▶ **Problem to solve**: For the records below, give the count of lines holding the word "Saída" and nothing more.

▶ **Available records**:
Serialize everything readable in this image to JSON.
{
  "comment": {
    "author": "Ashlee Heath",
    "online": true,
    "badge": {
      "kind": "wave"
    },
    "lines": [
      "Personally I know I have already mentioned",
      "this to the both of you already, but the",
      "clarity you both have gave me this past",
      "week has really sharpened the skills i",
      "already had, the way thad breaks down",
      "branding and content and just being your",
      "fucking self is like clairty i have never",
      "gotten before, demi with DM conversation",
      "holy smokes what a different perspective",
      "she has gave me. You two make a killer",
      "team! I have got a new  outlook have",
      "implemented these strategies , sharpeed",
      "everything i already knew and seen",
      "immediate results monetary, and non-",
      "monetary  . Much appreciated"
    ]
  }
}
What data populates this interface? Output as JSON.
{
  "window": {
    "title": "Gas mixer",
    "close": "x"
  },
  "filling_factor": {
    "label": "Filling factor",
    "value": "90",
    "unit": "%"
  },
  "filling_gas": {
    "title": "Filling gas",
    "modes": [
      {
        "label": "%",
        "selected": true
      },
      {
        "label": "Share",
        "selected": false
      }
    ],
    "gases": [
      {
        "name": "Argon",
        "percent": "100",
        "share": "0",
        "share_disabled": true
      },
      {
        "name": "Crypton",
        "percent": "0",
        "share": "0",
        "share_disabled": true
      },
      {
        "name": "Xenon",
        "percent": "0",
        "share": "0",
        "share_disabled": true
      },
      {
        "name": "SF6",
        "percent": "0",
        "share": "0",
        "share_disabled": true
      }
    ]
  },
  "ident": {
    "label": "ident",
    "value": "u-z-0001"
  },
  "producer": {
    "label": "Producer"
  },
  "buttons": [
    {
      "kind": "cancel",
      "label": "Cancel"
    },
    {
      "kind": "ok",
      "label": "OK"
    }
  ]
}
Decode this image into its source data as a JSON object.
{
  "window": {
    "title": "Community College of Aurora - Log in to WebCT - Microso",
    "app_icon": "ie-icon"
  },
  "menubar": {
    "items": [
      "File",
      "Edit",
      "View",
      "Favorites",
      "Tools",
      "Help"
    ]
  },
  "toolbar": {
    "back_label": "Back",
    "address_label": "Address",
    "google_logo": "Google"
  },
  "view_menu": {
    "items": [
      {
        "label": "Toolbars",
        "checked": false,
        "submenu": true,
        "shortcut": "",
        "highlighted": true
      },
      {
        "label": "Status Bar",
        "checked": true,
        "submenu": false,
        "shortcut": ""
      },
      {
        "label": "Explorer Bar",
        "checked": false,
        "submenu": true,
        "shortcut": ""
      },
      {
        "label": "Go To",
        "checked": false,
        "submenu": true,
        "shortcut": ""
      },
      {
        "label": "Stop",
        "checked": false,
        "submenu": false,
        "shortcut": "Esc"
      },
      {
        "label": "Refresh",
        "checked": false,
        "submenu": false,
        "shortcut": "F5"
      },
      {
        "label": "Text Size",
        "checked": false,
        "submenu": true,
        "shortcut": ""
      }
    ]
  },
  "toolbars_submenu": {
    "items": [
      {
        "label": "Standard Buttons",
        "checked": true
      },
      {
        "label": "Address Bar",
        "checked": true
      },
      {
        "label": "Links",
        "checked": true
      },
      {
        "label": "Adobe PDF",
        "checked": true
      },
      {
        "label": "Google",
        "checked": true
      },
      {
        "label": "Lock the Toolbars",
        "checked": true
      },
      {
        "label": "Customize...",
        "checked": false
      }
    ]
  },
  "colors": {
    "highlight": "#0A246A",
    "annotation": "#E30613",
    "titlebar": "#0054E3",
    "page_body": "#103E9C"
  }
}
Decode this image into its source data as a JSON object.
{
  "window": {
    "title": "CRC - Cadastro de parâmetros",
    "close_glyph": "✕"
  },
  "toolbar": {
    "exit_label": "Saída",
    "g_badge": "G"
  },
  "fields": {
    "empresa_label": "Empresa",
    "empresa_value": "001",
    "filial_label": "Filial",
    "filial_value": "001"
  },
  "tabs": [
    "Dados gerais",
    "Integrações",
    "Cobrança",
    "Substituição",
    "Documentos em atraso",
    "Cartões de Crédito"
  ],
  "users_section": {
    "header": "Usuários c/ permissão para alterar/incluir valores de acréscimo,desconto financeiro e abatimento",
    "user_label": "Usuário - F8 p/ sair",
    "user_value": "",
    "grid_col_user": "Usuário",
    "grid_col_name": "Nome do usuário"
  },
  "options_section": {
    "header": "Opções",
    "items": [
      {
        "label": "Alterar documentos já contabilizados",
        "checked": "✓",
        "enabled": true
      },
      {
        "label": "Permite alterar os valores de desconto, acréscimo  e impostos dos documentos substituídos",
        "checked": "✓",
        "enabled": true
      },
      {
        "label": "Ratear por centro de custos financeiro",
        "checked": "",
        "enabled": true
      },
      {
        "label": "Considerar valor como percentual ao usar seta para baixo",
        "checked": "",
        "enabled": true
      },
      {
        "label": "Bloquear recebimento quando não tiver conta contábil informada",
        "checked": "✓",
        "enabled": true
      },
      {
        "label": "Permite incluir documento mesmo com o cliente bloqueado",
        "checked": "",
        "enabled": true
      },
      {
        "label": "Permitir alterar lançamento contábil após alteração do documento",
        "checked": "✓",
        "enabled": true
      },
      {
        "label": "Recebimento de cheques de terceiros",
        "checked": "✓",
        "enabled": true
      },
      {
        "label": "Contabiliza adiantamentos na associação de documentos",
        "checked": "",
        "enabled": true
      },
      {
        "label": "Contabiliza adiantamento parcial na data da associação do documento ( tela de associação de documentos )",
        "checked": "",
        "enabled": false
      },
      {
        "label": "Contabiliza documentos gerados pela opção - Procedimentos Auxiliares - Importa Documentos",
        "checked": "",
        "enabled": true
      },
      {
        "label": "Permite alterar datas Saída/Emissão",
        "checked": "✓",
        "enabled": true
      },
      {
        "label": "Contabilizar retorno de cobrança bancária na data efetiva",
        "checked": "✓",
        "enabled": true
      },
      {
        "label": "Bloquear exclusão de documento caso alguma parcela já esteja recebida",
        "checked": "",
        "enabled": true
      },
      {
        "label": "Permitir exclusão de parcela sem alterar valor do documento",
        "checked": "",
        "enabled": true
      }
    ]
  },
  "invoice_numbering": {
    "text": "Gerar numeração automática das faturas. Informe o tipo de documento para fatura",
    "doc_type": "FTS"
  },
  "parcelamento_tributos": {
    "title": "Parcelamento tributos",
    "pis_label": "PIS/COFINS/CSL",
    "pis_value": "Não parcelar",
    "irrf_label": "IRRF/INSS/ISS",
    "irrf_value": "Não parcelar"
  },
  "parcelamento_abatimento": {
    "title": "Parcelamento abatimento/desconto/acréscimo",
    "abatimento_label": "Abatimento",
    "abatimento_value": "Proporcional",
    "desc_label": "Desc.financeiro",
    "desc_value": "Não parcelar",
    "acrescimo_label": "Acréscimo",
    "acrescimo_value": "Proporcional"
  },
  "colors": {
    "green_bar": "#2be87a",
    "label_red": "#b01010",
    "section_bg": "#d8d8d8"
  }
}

▶ **Final result**: 2